EXERCISE DIRECTIONS :: Identify the lines that contain the word "subtitle" and copy each one.

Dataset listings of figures

-------------------------

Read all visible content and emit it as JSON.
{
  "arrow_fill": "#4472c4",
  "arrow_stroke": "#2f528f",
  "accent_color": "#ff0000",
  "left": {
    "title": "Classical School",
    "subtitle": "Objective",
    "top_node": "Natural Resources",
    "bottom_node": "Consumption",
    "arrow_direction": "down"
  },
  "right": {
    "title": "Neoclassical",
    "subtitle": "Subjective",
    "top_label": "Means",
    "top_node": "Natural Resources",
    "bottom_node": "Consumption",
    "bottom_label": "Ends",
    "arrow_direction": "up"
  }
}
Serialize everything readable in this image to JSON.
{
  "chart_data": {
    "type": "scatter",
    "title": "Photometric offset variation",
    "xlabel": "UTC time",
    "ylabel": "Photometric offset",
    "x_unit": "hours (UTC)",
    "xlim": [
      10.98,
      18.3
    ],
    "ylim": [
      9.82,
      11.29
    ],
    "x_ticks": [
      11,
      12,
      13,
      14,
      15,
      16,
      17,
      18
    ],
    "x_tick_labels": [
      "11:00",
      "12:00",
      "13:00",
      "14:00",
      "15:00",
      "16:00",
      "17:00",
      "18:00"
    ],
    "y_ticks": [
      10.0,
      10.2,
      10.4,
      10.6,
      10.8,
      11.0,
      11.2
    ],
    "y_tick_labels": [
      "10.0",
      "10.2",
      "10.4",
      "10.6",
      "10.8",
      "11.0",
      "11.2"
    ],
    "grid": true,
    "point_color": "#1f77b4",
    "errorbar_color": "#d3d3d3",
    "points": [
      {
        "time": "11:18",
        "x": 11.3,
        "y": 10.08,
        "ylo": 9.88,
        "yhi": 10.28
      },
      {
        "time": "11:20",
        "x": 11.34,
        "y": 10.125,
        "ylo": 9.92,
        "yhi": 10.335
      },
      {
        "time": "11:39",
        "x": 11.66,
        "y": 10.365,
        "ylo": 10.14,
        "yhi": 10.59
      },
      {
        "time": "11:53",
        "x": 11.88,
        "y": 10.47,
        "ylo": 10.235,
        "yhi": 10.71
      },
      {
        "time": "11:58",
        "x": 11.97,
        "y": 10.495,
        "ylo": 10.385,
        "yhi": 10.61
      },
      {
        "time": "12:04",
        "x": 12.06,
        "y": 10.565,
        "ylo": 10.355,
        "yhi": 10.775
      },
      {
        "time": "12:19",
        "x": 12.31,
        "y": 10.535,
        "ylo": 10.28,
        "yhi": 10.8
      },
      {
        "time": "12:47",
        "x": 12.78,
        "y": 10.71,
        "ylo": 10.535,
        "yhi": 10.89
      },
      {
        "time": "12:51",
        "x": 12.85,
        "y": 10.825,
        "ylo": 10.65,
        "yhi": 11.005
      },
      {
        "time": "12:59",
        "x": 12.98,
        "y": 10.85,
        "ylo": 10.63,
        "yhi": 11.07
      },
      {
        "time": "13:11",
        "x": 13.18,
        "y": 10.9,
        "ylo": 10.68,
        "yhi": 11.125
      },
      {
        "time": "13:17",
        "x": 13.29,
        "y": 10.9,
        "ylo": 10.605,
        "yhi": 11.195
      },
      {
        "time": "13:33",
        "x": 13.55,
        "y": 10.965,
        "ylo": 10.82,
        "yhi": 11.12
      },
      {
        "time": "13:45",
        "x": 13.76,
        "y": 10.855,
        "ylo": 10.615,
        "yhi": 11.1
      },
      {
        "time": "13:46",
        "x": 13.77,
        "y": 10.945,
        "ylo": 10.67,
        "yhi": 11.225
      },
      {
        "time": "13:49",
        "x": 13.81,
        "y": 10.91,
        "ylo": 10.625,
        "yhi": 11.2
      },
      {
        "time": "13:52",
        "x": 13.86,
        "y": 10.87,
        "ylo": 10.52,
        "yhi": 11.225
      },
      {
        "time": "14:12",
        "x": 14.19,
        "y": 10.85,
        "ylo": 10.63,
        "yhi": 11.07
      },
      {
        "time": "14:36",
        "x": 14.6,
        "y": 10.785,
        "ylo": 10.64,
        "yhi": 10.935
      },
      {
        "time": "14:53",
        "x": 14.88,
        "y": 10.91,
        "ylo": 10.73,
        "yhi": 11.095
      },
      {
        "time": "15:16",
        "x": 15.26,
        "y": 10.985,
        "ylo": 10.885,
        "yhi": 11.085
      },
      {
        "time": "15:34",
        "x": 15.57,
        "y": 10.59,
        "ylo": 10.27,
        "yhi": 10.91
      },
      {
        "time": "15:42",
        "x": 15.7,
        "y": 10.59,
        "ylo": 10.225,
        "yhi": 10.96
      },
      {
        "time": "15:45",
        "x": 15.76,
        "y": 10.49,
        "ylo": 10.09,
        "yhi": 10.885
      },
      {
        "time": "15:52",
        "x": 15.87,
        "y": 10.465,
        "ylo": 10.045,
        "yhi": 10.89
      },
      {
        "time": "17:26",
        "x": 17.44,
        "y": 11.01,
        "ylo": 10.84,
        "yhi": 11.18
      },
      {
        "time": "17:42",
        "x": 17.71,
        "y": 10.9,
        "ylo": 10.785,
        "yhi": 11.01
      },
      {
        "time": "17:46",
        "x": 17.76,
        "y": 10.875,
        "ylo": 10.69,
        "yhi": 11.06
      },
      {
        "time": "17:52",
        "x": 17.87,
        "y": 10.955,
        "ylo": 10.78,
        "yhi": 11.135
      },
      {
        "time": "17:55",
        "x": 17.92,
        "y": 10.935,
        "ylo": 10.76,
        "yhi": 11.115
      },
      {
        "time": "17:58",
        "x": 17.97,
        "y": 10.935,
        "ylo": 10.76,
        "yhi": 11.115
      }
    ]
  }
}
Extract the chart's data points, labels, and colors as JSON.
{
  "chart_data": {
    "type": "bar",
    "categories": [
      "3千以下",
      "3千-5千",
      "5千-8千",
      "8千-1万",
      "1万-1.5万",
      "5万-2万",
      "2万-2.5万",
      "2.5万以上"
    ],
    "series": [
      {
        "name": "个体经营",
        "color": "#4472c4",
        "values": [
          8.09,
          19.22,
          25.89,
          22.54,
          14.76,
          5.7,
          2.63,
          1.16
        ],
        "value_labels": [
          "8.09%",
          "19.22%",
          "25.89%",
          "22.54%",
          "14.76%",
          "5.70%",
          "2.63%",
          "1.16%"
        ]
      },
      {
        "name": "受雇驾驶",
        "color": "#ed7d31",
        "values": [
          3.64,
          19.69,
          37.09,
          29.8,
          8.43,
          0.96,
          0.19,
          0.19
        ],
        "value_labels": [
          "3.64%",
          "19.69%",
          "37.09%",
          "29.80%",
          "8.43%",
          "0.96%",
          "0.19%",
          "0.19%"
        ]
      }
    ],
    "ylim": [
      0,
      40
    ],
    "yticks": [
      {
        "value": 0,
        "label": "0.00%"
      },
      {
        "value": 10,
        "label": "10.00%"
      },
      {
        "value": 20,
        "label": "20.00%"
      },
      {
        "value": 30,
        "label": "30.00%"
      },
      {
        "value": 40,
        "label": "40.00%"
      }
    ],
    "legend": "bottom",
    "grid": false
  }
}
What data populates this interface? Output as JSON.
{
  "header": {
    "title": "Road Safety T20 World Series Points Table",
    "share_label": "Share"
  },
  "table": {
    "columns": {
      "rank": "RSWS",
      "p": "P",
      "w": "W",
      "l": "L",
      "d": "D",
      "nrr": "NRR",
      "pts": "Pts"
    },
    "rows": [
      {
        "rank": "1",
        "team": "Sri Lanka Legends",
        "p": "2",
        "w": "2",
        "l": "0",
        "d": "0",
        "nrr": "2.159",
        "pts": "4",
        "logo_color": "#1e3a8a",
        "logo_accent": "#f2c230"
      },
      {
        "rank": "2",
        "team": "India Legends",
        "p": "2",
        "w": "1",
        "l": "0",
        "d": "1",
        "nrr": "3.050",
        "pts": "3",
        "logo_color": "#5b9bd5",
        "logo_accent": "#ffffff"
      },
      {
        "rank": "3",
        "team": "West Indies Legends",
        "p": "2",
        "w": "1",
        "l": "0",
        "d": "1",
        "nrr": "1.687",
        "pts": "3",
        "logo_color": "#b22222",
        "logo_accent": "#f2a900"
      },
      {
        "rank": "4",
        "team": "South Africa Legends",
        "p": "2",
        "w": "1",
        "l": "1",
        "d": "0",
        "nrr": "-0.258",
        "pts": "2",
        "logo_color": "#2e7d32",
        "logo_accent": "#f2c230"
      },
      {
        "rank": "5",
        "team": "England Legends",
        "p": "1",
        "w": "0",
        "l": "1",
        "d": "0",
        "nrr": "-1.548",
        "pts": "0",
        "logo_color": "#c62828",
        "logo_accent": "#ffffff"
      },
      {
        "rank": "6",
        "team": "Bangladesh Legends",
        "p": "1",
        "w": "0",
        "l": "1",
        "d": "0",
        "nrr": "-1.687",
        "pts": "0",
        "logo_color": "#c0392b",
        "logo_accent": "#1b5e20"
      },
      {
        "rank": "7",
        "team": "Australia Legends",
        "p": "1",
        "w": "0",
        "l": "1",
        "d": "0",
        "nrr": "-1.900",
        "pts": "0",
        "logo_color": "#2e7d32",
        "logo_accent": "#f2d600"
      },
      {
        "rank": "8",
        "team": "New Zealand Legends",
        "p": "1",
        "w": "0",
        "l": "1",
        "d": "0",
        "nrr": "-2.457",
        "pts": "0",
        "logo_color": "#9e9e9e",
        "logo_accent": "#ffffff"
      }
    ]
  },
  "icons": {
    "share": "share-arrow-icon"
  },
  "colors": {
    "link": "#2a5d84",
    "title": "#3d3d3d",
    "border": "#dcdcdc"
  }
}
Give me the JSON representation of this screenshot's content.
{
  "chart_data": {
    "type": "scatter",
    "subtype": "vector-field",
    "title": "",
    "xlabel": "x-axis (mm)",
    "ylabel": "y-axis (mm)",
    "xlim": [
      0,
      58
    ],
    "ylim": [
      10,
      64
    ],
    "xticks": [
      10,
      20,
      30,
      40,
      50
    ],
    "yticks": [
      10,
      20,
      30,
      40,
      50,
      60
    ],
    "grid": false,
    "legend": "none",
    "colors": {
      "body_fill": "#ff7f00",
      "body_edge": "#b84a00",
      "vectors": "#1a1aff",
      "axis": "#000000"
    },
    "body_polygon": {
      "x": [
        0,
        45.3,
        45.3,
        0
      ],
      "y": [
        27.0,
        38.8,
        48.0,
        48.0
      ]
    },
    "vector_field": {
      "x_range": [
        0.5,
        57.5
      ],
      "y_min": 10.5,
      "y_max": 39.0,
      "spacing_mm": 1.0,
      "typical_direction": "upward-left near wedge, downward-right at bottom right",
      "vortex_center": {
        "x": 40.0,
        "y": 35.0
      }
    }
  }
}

-------------------------

SOLUTION FOR THIS PROBLEM ::
    "subtitle": "Objective",
    "subtitle": "Subjective",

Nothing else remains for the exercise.